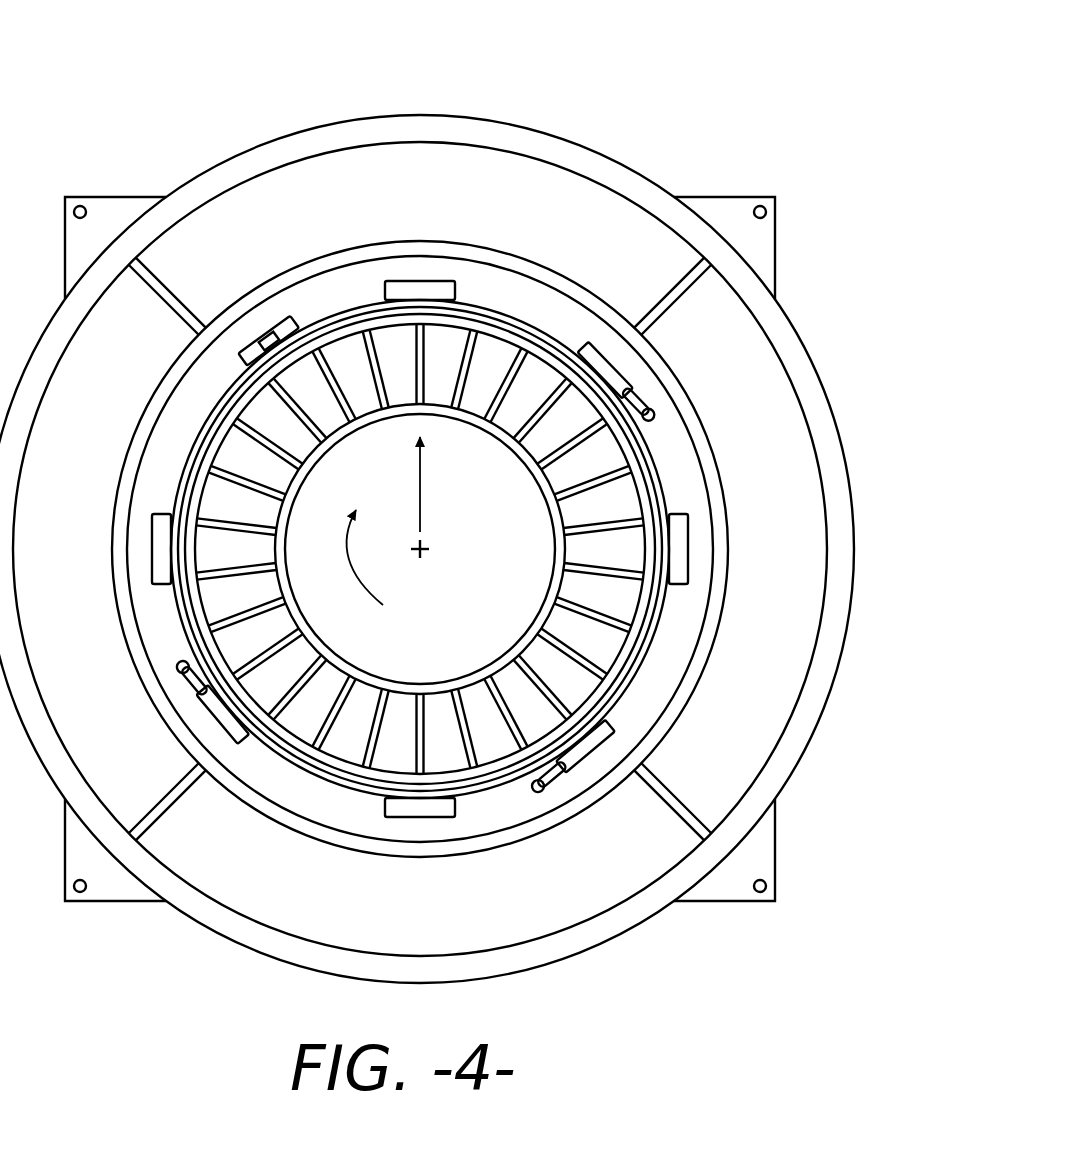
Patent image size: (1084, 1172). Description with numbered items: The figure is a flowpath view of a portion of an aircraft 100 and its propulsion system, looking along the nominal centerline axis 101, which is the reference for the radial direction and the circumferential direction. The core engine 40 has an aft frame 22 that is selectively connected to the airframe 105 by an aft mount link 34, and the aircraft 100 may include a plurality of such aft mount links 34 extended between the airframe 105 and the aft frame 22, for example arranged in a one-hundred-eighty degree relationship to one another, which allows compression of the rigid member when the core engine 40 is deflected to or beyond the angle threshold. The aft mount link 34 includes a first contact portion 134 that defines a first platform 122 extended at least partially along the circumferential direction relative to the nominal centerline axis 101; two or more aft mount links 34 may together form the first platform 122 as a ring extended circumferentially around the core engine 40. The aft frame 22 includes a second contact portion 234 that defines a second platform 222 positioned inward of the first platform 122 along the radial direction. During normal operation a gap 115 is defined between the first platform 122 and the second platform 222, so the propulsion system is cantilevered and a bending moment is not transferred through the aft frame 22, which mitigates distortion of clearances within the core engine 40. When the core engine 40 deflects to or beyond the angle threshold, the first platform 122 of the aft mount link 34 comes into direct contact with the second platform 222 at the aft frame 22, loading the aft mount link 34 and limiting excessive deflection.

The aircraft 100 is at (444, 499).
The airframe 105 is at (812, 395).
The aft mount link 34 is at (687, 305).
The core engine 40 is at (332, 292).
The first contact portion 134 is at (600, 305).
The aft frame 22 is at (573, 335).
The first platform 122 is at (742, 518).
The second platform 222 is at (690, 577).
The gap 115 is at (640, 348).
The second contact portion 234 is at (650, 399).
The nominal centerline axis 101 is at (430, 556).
——————————
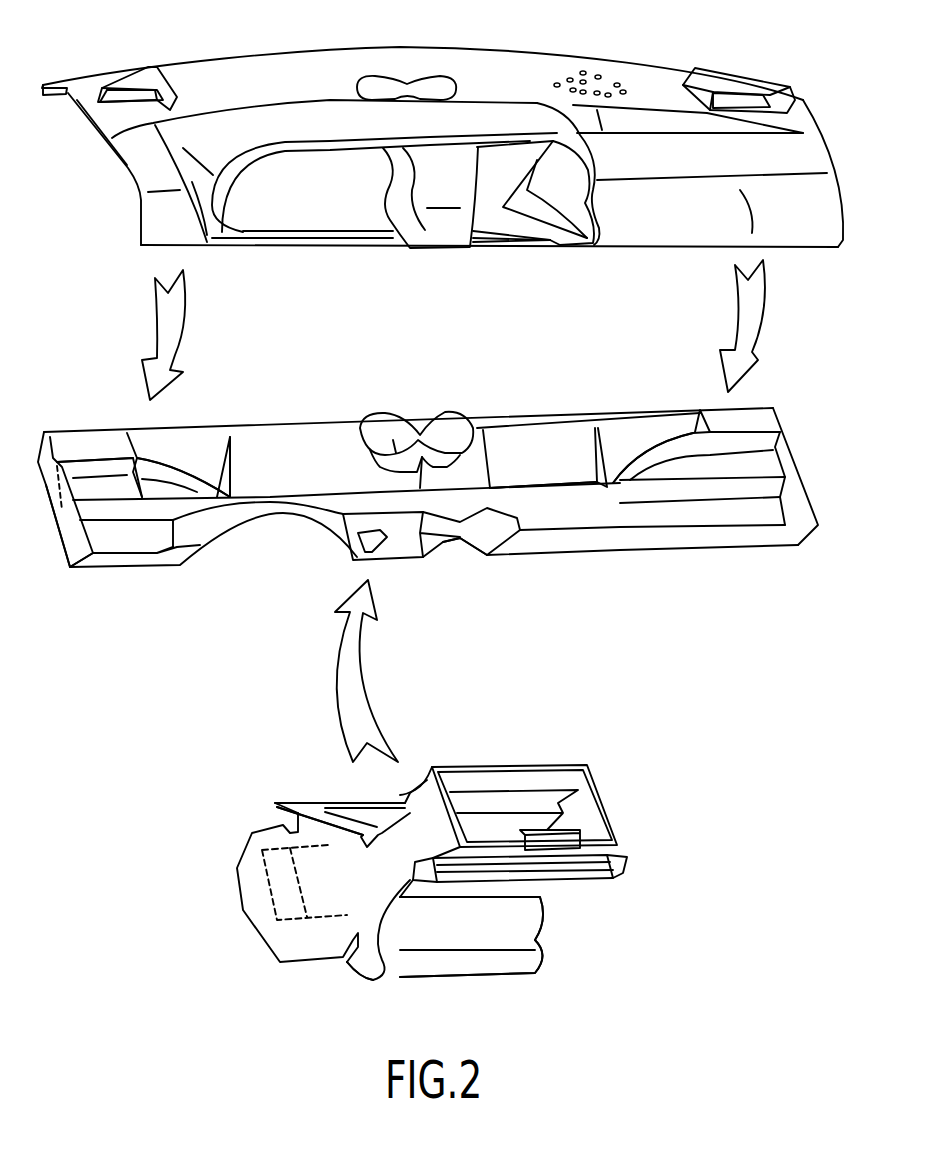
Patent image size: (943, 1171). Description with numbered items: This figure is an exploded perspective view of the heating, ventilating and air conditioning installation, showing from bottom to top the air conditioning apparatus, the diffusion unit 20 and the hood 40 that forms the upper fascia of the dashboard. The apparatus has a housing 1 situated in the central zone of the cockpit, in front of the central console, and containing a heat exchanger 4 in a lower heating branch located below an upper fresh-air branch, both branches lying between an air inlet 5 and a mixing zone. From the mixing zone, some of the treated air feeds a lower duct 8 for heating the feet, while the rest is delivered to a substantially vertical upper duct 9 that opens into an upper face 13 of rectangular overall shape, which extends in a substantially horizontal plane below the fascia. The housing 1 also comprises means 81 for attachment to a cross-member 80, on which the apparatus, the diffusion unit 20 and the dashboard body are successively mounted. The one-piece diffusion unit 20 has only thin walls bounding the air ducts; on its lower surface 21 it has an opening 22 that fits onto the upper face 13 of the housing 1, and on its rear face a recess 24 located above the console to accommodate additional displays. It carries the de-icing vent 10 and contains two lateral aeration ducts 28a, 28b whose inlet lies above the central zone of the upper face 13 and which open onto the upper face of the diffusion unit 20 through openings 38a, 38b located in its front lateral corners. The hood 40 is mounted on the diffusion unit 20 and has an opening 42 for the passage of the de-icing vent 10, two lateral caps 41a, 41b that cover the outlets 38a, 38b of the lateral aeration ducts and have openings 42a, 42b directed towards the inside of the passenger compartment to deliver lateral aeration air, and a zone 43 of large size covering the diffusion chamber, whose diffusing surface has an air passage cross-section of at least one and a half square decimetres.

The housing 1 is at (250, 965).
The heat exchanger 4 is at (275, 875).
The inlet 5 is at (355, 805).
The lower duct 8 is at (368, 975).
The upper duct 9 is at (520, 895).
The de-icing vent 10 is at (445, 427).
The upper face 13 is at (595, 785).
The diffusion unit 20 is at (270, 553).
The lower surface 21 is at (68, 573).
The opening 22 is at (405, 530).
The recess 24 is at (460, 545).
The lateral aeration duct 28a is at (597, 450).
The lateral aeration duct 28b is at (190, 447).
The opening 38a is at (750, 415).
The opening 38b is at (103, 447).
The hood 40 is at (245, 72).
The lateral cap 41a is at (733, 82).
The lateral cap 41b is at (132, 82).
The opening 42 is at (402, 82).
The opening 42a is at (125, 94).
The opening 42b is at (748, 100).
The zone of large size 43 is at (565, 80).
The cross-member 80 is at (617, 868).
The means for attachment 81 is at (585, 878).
——————————
_What you are asked to do_. Copy out the lines of the first listing above, from the line with "Patent image size: (1084, 1172)." up to and including the line with "The aircraft 100 is at (444, 499).".

_Response to the exercise_.
Patent image size: (1084, 1172). Description with numbered items: The figure is a flowpath view of a portion of an aircraft 100 and its propulsion system, looking along the nominal centerline axis 101, which is the reference for the radial direction and the circumferential direction. The core engine 40 has an aft frame 22 that is selectively connected to the airframe 105 by an aft mount link 34, and the aircraft 100 may include a plurality of such aft mount links 34 extended between the airframe 105 and the aft frame 22, for example arranged in a one-hundred-eighty degree relationship to one another, which allows compression of the rigid member when the core engine 40 is deflected to or beyond the angle threshold. The aft mount link 34 includes a first contact portion 134 that defines a first platform 122 extended at least partially along the circumferential direction relative to the nominal centerline axis 101; two or more aft mount links 34 may together form the first platform 122 as a ring extended circumferentially around the core engine 40. The aft frame 22 includes a second contact portion 234 that defines a second platform 222 positioned inward of the first platform 122 along the radial direction. During normal operation a gap 115 is defined between the first platform 122 and the second platform 222, so the propulsion system is cantilevered and a bending moment is not transferred through the aft frame 22, which mitigates distortion of clearances within the core engine 40. When the core engine 40 deflects to or beyond the angle threshold, the first platform 122 of the aft mount link 34 comes into direct contact with the second platform 222 at the aft frame 22, loading the aft mount link 34 and limiting excessive deflection.

The aircraft 100 is at (444, 499).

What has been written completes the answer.